**Required work**
Extract every line of the material that holds the string "biases".

**Material to process**
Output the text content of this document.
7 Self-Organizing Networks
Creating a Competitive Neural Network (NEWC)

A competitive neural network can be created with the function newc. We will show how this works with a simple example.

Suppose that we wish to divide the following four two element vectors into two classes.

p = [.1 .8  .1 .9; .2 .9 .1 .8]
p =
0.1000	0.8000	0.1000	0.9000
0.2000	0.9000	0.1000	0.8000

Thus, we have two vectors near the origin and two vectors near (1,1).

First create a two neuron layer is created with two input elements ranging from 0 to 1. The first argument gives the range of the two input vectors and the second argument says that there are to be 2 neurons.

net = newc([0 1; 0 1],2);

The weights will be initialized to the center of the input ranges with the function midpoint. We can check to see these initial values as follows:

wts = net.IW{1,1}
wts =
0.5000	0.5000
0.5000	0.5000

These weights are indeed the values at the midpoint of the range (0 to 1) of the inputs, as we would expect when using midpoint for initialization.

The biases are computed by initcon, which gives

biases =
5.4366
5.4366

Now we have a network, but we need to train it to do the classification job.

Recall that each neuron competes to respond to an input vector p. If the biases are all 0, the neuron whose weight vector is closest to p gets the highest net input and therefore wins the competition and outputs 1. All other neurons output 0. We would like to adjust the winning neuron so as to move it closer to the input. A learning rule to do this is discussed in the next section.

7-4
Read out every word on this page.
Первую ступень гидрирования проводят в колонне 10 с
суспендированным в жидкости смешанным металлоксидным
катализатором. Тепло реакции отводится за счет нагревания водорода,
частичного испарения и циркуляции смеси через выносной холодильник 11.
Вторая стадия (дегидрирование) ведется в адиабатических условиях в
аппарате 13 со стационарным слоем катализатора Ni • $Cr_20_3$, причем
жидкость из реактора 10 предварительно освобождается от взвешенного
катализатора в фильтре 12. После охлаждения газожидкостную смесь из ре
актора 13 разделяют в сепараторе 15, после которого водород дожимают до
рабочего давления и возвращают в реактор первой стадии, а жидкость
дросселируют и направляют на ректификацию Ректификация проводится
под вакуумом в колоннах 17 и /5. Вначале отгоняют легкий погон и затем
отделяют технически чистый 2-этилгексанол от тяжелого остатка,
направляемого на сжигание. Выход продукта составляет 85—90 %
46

**The completed task**
The biases are computed by initcon, which gives
biases =
Recall that each neuron competes to respond to an input vector p. If the biases are all 0, the neuron whose weight vector is closest to p gets the highest net input and therefore wins the competition and outputs 1. All other neurons output 0. We would like to adjust the winning neuron so as to move it closer to the input. A learning rule to do this is discussed in the next section.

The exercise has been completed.